**Do this**
Quote all of the entries word for word.
+ + + +
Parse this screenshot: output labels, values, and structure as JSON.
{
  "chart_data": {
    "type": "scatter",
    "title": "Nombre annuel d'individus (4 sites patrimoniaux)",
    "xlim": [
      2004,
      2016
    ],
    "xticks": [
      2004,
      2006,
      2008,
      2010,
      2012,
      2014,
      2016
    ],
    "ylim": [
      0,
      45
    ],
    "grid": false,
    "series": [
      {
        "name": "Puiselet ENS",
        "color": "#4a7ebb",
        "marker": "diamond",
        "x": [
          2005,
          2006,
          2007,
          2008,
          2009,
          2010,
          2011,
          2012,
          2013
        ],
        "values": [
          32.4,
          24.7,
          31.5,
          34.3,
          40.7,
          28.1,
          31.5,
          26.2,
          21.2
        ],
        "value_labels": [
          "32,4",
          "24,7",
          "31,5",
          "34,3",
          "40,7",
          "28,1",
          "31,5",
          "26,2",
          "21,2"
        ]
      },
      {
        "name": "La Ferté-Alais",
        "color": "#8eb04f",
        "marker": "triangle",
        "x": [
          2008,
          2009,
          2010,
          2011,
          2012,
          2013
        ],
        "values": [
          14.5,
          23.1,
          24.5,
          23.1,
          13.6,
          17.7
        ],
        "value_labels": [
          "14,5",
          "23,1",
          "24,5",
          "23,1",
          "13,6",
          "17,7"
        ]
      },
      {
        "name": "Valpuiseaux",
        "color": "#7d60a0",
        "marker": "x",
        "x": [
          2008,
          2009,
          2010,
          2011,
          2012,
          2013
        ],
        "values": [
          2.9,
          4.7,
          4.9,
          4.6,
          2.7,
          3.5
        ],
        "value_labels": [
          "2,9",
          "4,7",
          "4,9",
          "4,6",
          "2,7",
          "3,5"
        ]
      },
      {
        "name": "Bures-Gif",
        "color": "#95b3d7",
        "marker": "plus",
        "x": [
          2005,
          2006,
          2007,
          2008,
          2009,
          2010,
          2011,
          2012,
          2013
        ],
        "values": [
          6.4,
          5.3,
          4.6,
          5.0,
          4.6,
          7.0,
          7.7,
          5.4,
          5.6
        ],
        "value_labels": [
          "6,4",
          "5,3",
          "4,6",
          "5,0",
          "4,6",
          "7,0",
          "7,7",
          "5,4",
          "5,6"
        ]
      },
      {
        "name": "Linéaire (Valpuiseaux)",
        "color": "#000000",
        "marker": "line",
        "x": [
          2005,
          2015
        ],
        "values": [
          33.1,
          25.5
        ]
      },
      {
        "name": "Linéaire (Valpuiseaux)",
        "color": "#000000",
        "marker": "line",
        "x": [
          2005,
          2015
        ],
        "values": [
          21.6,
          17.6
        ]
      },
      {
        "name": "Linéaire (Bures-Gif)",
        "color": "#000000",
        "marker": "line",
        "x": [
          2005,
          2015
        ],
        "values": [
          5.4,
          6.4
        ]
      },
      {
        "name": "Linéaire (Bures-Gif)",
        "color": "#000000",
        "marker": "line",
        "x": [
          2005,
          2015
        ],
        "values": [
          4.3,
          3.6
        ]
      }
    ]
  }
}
+ + + +
**Exercise output**
Parse this screenshot: output labels, values, and structure as JSON.
{
  "chart_data": {
    "type": "scatter",
    "title": "Nombre annuel d'individus (4 sites patrimoniaux)",
    "xlim": [
      2004,
      2016
    ],
    "xticks": [
      2004,
      2006,
      2008,
      2010,
      2012,
      2014,
      2016
    ],
    "ylim": [
      0,
      45
    ],
    "grid": false,
    "series": [
      {
        "name": "Puiselet ENS",
        "color": "#4a7ebb",
        "marker": "diamond",
        "x": [
          2005,
          2006,
          2007,
          2008,
          2009,
          2010,
          2011,
          2012,
          2013
        ],
        "values": [
          32.4,
          24.7,
          31.5,
          34.3,
          40.7,
          28.1,
          31.5,
          26.2,
          21.2
        ],
        "value_labels": [
          "32,4",
          "24,7",
          "31,5",
          "34,3",
          "40,7",
          "28,1",
          "31,5",
          "26,2",
          "21,2"
        ]
      },
      {
        "name": "La Ferté-Alais",
        "color": "#8eb04f",
        "marker": "triangle",
        "x": [
          2008,
          2009,
          2010,
          2011,
          2012,
          2013
        ],
        "values": [
          14.5,
          23.1,
          24.5,
          23.1,
          13.6,
          17.7
        ],
        "value_labels": [
          "14,5",
          "23,1",
          "24,5",
          "23,1",
          "13,6",
          "17,7"
        ]
      },
      {
        "name": "Valpuiseaux",
        "color": "#7d60a0",
        "marker": "x",
        "x": [
          2008,
          2009,
          2010,
          2011,
          2012,
          2013
        ],
        "values": [
          2.9,
          4.7,
          4.9,
          4.6,
          2.7,
          3.5
        ],
        "value_labels": [
          "2,9",
          "4,7",
          "4,9",
          "4,6",
          "2,7",
          "3,5"
        ]
      },
      {
        "name": "Bures-Gif",
        "color": "#95b3d7",
        "marker": "plus",
        "x": [
          2005,
          2006,
          2007,
          2008,
          2009,
          2010,
          2011,
          2012,
          2013
        ],
        "values": [
          6.4,
          5.3,
          4.6,
          5.0,
          4.6,
          7.0,
          7.7,
          5.4,
          5.6
        ],
        "value_labels": [
          "6,4",
          "5,3",
          "4,6",
          "5,0",
          "4,6",
          "7,0",
          "7,7",
          "5,4",
          "5,6"
        ]
      },
      {
        "name": "Linéaire (Valpuiseaux)",
        "color": "#000000",
        "marker": "line",
        "x": [
          2005,
          2015
        ],
        "values": [
          33.1,
          25.5
        ]
      },
      {
        "name": "Linéaire (Valpuiseaux)",
        "color": "#000000",
        "marker": "line",
        "x": [
          2005,
          2015
        ],
        "values": [
          21.6,
          17.6
        ]
      },
      {
        "name": "Linéaire (Bures-Gif)",
        "color": "#000000",
        "marker": "line",
        "x": [
          2005,
          2015
        ],
        "values": [
          5.4,
          6.4
        ]
      },
      {
        "name": "Linéaire (Bures-Gif)",
        "color": "#000000",
        "marker": "line",
        "x": [
          2005,
          2015
        ],
        "values": [
          4.3,
          3.6
        ]
      }
    ]
  }
}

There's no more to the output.